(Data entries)
(begin)
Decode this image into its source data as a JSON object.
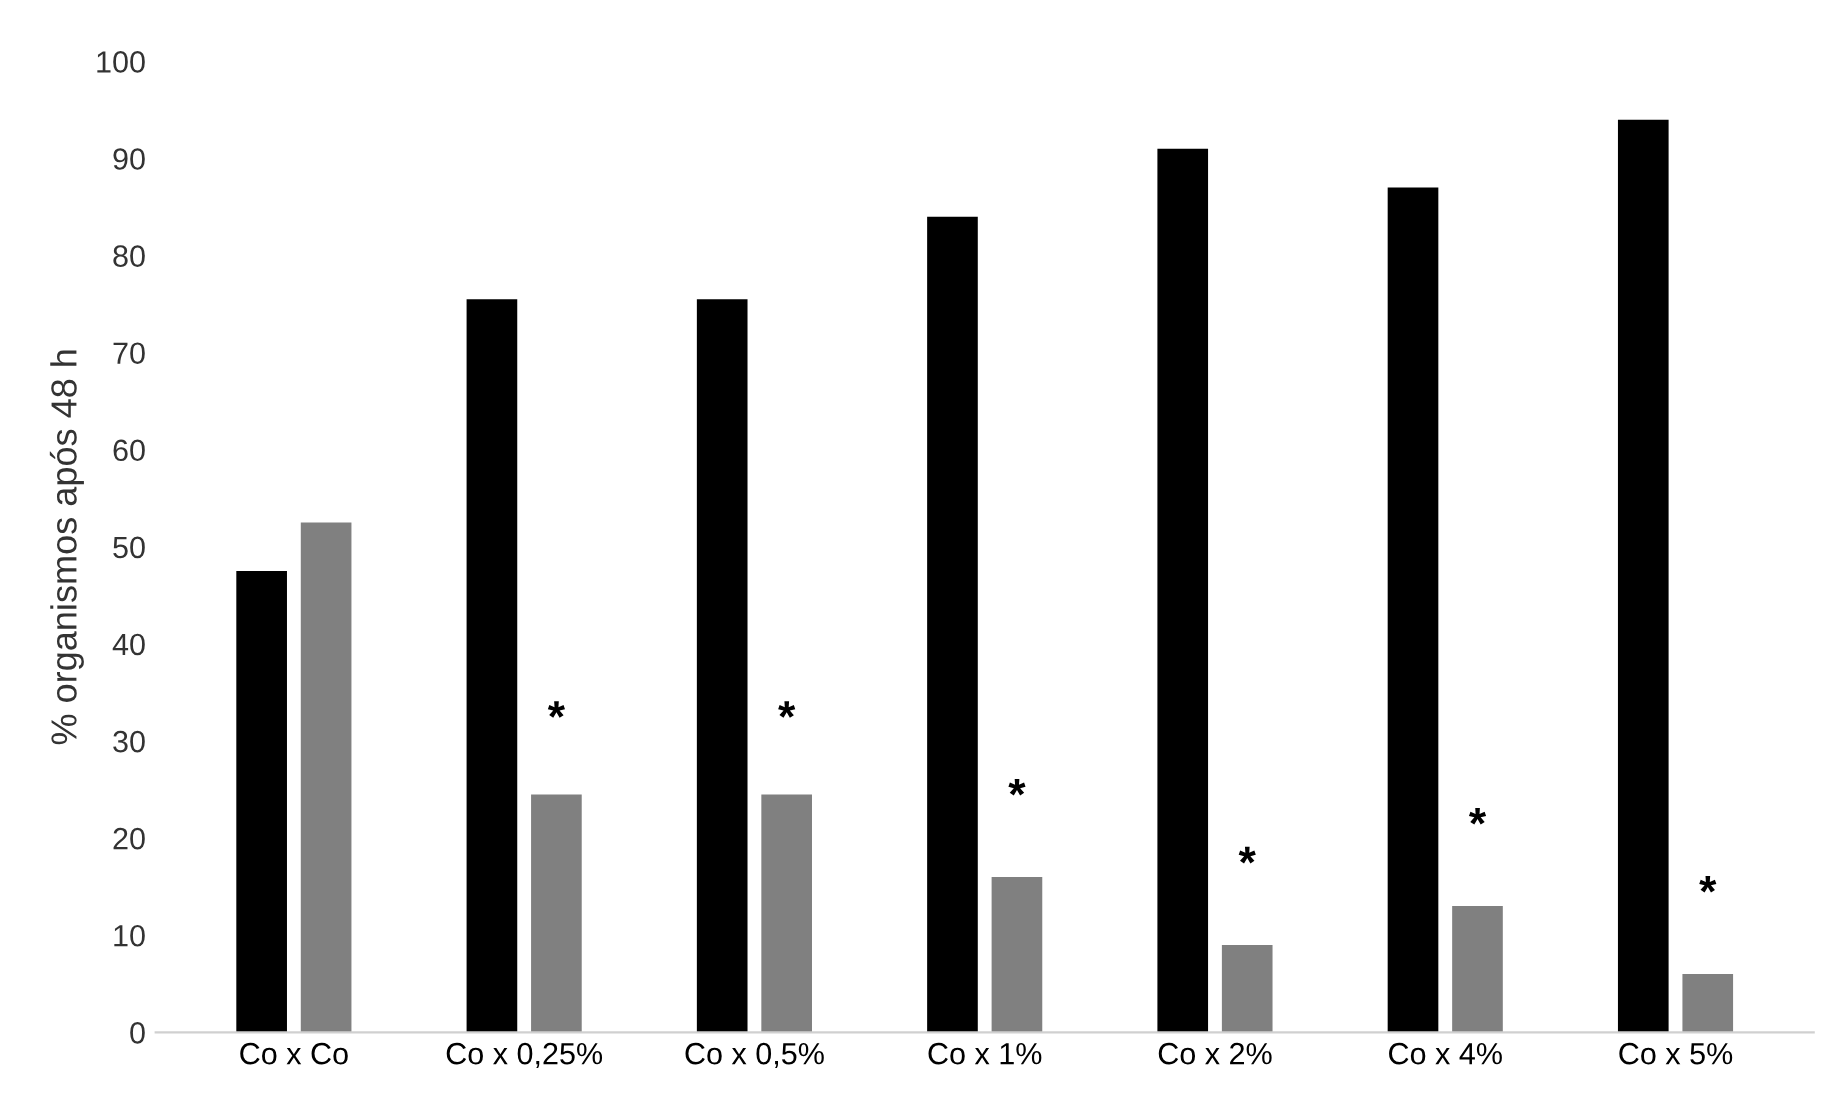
{
  "chart_data": {
    "type": "bar",
    "ylabel": "% organismos após 48 h",
    "categories": [
      "Co x Co",
      "Co x 0,25%",
      "Co x 0,5%",
      "Co x 1%",
      "Co x 2%",
      "Co x 4%",
      "Co x 5%"
    ],
    "series": [
      {
        "color": "#000000",
        "values": [
          47.5,
          75.5,
          75.5,
          84,
          91,
          87,
          94
        ]
      },
      {
        "color": "#808080",
        "values": [
          52.5,
          24.5,
          24.5,
          16,
          9,
          13,
          6
        ]
      }
    ],
    "ylim": [
      0,
      100
    ],
    "yticks": [
      0,
      10,
      20,
      30,
      40,
      50,
      60,
      70,
      80,
      90,
      100
    ],
    "grid": false,
    "legend": false,
    "annotations": [
      {
        "text": "*",
        "x": "Co x 0,25%",
        "y": 30
      },
      {
        "text": "*",
        "x": "Co x 0,5%",
        "y": 30
      },
      {
        "text": "*",
        "x": "Co x 1%",
        "y": 22
      },
      {
        "text": "*",
        "x": "Co x 2%",
        "y": 15
      },
      {
        "text": "*",
        "x": "Co x 4%",
        "y": 19
      },
      {
        "text": "*",
        "x": "Co x 5%",
        "y": 12
      }
    ]
  }
}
(end)
> _Aim of the task_:
Restate the whole listing above exactly, except for its images.

> _Complete output_:
Decode this image into its source data as a JSON object.
{
  "chart_data": {
    "type": "bar",
    "ylabel": "% organismos após 48 h",
    "categories": [
      "Co x Co",
      "Co x 0,25%",
      "Co x 0,5%",
      "Co x 1%",
      "Co x 2%",
      "Co x 4%",
      "Co x 5%"
    ],
    "series": [
      {
        "color": "#000000",
        "values": [
          47.5,
          75.5,
          75.5,
          84,
          91,
          87,
          94
        ]
      },
      {
        "color": "#808080",
        "values": [
          52.5,
          24.5,
          24.5,
          16,
          9,
          13,
          6
        ]
      }
    ],
    "ylim": [
      0,
      100
    ],
    "yticks": [
      0,
      10,
      20,
      30,
      40,
      50,
      60,
      70,
      80,
      90,
      100
    ],
    "grid": false,
    "legend": false,
    "annotations": [
      {
        "text": "*",
        "x": "Co x 0,25%",
        "y": 30
      },
      {
        "text": "*",
        "x": "Co x 0,5%",
        "y": 30
      },
      {
        "text": "*",
        "x": "Co x 1%",
        "y": 22
      },
      {
        "text": "*",
        "x": "Co x 2%",
        "y": 15
      },
      {
        "text": "*",
        "x": "Co x 4%",
        "y": 19
      },
      {
        "text": "*",
        "x": "Co x 5%",
        "y": 12
      }
    ]
  }
}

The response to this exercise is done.